Dataset rows about figures:
◆ ◆ ◆ ◆

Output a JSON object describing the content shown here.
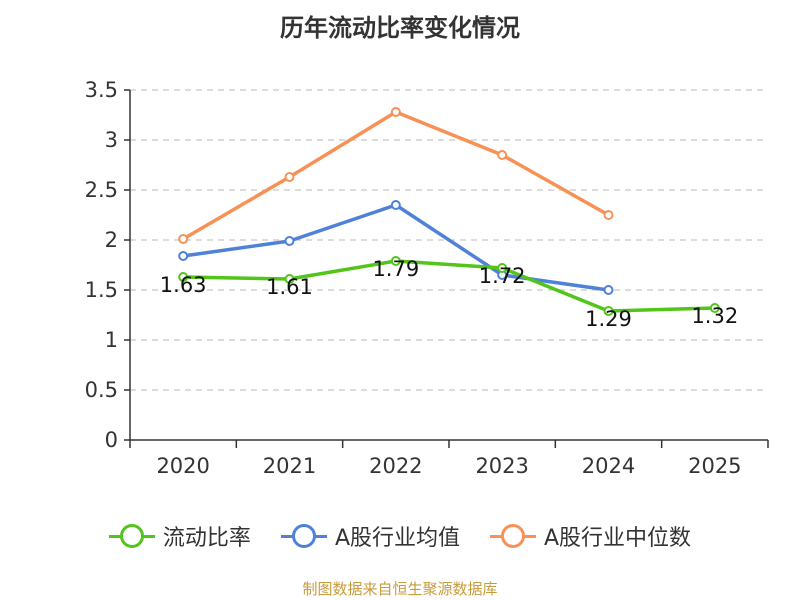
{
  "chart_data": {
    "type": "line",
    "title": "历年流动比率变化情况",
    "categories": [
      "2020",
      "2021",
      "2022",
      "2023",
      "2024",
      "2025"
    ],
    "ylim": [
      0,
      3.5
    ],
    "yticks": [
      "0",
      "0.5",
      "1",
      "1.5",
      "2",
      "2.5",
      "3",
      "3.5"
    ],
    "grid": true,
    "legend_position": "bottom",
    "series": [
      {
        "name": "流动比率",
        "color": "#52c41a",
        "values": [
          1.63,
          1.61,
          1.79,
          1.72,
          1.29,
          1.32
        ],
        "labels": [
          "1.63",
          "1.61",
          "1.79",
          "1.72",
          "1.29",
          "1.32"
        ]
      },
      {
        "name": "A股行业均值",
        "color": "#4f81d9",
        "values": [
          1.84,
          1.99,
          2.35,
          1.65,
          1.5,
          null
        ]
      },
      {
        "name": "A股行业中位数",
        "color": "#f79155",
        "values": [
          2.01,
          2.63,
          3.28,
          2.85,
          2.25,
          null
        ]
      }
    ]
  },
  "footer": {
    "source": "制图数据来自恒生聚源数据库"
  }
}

◆ ◆ ◆ ◆

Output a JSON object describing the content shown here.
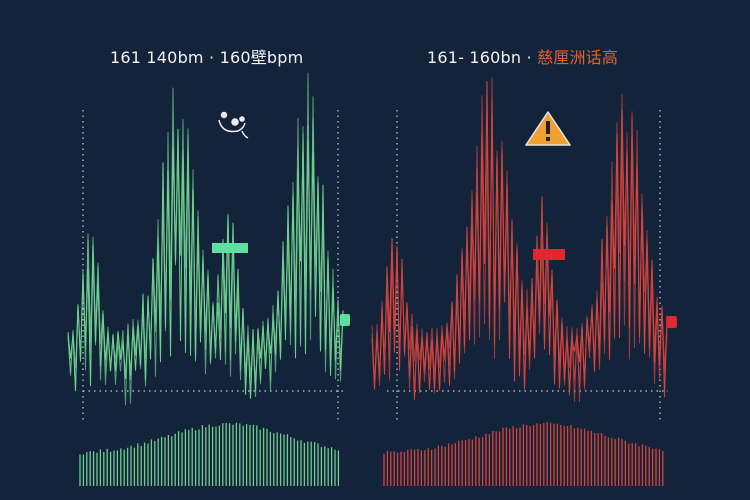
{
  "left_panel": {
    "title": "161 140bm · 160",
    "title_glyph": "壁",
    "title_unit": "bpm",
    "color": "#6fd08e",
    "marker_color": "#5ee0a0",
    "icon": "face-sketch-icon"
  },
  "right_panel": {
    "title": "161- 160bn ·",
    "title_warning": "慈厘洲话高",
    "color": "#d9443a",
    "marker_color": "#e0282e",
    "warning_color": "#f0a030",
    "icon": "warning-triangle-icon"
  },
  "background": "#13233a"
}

◆ ◆ ◆ ◆

TASK BRIEF: How many lines of these entries contain "icon"? Answer with the number and nothing else.

FULL RESPONSE: 2